[Data entries]
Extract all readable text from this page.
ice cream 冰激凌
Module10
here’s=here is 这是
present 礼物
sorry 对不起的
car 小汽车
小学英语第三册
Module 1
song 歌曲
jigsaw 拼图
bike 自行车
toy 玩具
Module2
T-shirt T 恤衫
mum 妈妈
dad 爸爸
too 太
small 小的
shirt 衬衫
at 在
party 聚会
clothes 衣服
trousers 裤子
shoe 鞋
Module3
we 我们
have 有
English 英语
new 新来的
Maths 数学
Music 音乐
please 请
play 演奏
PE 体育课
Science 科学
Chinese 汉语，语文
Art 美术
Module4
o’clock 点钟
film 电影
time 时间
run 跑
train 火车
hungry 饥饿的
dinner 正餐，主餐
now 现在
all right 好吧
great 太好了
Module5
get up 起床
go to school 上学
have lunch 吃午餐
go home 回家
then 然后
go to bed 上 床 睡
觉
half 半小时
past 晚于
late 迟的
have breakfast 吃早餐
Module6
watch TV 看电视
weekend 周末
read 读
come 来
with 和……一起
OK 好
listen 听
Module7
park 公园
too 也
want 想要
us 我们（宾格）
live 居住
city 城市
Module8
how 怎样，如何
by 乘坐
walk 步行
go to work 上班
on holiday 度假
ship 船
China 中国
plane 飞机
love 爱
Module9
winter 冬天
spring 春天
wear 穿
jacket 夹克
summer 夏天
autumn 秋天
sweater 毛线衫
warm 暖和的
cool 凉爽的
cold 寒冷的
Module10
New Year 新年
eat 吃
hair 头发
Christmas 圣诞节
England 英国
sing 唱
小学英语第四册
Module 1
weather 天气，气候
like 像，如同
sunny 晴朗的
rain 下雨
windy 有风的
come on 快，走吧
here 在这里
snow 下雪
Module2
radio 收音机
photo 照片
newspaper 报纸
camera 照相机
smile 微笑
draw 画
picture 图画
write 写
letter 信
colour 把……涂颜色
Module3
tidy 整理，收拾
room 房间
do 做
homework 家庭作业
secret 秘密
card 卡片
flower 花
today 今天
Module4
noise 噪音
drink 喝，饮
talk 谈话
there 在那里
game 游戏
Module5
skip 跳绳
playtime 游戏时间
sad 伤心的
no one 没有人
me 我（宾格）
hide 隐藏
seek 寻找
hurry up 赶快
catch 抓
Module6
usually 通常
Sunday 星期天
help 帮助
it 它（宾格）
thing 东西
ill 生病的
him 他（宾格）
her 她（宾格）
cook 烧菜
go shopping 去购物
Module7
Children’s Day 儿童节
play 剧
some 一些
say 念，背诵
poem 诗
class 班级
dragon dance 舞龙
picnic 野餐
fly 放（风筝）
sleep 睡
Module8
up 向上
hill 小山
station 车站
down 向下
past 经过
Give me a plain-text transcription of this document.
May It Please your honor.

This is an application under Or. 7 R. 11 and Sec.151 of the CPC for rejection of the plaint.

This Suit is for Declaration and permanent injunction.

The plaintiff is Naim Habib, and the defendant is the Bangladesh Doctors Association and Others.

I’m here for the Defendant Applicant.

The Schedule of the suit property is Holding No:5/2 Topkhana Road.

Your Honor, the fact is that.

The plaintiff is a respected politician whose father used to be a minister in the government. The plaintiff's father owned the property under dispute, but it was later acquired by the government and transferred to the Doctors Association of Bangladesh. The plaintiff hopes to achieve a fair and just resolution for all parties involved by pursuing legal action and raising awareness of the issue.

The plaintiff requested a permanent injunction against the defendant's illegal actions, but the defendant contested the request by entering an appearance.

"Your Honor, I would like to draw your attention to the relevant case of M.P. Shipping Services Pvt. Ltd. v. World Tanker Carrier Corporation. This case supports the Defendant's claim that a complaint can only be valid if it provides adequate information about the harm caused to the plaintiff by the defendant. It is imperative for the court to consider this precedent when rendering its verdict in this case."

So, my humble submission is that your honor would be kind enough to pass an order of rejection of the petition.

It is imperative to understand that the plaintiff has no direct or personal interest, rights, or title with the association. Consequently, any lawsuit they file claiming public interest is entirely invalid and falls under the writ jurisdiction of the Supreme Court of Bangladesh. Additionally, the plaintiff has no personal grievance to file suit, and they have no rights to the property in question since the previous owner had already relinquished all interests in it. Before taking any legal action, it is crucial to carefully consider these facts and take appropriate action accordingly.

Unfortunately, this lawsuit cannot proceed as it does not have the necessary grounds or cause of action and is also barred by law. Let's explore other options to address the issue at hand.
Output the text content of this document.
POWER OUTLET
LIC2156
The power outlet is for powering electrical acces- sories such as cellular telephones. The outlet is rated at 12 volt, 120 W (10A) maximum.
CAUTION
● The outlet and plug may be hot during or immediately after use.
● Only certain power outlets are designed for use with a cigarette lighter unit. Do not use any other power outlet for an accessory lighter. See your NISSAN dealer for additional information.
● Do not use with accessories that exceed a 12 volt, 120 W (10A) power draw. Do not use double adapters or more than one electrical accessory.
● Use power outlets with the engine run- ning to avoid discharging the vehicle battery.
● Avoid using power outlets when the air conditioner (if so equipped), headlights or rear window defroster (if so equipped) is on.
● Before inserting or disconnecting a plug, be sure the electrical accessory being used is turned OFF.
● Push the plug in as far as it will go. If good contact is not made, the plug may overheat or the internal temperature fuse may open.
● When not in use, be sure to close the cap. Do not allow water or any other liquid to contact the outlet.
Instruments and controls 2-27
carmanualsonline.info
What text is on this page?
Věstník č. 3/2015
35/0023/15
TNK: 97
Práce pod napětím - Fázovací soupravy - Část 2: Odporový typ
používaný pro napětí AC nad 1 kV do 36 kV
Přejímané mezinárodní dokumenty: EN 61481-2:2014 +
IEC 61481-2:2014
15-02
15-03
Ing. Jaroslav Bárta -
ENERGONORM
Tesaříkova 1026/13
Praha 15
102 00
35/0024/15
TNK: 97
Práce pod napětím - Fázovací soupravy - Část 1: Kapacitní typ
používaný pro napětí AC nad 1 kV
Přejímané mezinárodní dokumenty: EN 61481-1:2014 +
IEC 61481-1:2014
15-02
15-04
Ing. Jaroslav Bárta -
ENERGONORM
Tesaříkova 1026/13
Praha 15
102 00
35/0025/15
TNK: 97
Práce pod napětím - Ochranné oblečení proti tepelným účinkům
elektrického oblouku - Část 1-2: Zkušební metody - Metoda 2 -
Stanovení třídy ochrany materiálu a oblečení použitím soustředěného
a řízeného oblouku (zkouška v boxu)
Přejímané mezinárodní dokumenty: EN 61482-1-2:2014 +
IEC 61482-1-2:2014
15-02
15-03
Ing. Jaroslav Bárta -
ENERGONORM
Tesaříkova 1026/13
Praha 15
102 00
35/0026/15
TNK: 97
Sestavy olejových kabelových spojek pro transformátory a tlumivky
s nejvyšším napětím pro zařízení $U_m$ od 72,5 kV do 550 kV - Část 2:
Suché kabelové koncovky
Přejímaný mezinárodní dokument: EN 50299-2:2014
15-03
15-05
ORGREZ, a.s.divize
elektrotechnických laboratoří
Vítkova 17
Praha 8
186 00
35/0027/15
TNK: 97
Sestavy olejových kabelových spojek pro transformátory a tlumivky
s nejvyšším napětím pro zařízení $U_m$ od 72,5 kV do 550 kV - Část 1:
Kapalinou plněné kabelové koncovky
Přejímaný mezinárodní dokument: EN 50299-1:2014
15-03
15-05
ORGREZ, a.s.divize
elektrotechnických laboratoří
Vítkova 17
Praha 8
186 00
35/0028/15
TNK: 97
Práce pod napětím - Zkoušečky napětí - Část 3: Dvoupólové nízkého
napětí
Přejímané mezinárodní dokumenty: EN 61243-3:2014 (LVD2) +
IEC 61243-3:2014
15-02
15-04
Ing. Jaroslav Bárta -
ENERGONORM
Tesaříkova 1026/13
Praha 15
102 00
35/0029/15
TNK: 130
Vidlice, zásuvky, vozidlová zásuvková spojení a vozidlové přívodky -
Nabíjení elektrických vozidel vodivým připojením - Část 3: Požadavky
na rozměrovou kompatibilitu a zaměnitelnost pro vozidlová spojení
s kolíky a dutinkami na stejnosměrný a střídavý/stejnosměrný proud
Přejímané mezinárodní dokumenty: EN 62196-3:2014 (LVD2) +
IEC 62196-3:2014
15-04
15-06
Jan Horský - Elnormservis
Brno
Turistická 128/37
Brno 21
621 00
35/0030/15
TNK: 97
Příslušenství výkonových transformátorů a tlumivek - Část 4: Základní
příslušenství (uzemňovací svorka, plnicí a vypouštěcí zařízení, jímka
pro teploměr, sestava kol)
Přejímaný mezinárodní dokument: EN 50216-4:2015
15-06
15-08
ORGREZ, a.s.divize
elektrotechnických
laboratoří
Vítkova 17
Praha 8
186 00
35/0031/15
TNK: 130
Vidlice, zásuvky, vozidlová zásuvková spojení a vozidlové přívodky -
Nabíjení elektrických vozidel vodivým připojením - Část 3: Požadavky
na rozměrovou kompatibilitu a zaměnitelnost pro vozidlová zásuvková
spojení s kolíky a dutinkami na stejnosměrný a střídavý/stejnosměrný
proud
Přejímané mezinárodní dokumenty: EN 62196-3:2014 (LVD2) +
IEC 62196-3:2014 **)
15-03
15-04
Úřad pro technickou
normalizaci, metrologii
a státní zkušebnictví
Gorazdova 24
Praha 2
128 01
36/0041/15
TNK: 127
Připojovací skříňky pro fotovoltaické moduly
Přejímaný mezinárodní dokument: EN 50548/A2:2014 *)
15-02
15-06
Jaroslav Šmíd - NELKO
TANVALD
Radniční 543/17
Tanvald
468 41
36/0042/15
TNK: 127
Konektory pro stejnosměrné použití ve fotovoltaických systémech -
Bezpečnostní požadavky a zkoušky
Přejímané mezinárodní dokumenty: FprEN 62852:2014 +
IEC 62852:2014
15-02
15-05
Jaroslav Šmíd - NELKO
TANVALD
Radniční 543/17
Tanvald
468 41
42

→ **STATED PROBLEM**
Your answer should be a single number: the count of lines in these records that hold the string "zařízení".

→ **OUTPUT BELOW**
3